Leave out the pictures and repeat the rest of the material exactly.

* start DATA FOR PROCESSING *

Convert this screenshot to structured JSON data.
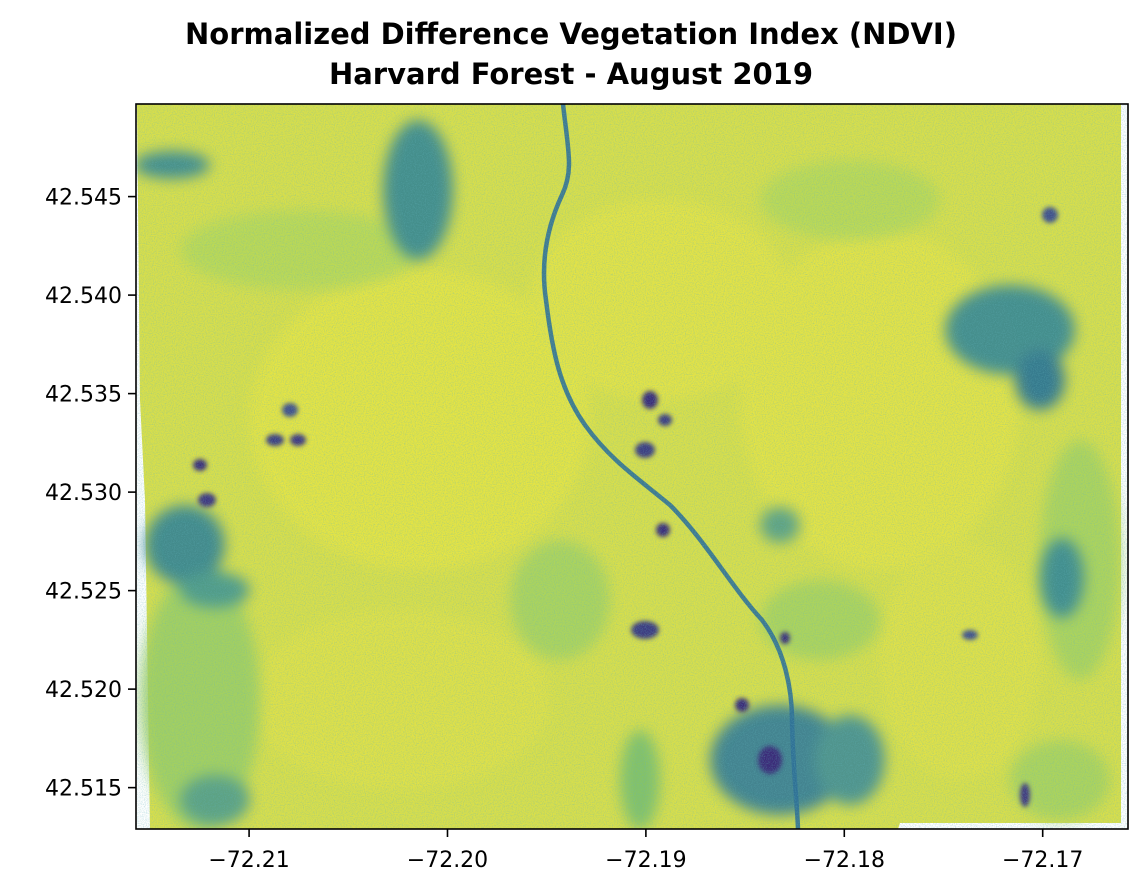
{
  "figure": {
    "title_line1": "Normalized Difference Vegetation Index (NDVI)",
    "title_line2": "Harvard Forest - August 2019"
  },
  "axes": {
    "x_ticks": [
      {
        "value": -72.21,
        "label": "−72.21"
      },
      {
        "value": -72.2,
        "label": "−72.20"
      },
      {
        "value": -72.19,
        "label": "−72.19"
      },
      {
        "value": -72.18,
        "label": "−72.18"
      },
      {
        "value": -72.17,
        "label": "−72.17"
      }
    ],
    "y_ticks": [
      {
        "value": 42.545,
        "label": "42.545"
      },
      {
        "value": 42.54,
        "label": "42.540"
      },
      {
        "value": 42.535,
        "label": "42.535"
      },
      {
        "value": 42.53,
        "label": "42.530"
      },
      {
        "value": 42.525,
        "label": "42.525"
      },
      {
        "value": 42.52,
        "label": "42.520"
      },
      {
        "value": 42.515,
        "label": "42.515"
      }
    ],
    "x_range": [
      -72.2157,
      -72.1657
    ],
    "y_range": [
      42.5129,
      42.5497
    ],
    "grid": false
  },
  "colors": {
    "colormap": "viridis",
    "high_ndvi": "#e3e246",
    "mid_ndvi": "#9fd061",
    "low_ndvi": "#2f6f96",
    "lowest_ndvi": "#3b2a78"
  }
}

* end DATA FOR PROCESSING *

*RESULT OF THE EXERCISE:*
Convert this screenshot to structured JSON data.
{
  "figure": {
    "title_line1": "Normalized Difference Vegetation Index (NDVI)",
    "title_line2": "Harvard Forest - August 2019"
  },
  "axes": {
    "x_ticks": [
      {
        "value": -72.21,
        "label": "−72.21"
      },
      {
        "value": -72.2,
        "label": "−72.20"
      },
      {
        "value": -72.19,
        "label": "−72.19"
      },
      {
        "value": -72.18,
        "label": "−72.18"
      },
      {
        "value": -72.17,
        "label": "−72.17"
      }
    ],
    "y_ticks": [
      {
        "value": 42.545,
        "label": "42.545"
      },
      {
        "value": 42.54,
        "label": "42.540"
      },
      {
        "value": 42.535,
        "label": "42.535"
      },
      {
        "value": 42.53,
        "label": "42.530"
      },
      {
        "value": 42.525,
        "label": "42.525"
      },
      {
        "value": 42.52,
        "label": "42.520"
      },
      {
        "value": 42.515,
        "label": "42.515"
      }
    ],
    "x_range": [
      -72.2157,
      -72.1657
    ],
    "y_range": [
      42.5129,
      42.5497
    ],
    "grid": false
  },
  "colors": {
    "colormap": "viridis",
    "high_ndvi": "#e3e246",
    "mid_ndvi": "#9fd061",
    "low_ndvi": "#2f6f96",
    "lowest_ndvi": "#3b2a78"
  }
}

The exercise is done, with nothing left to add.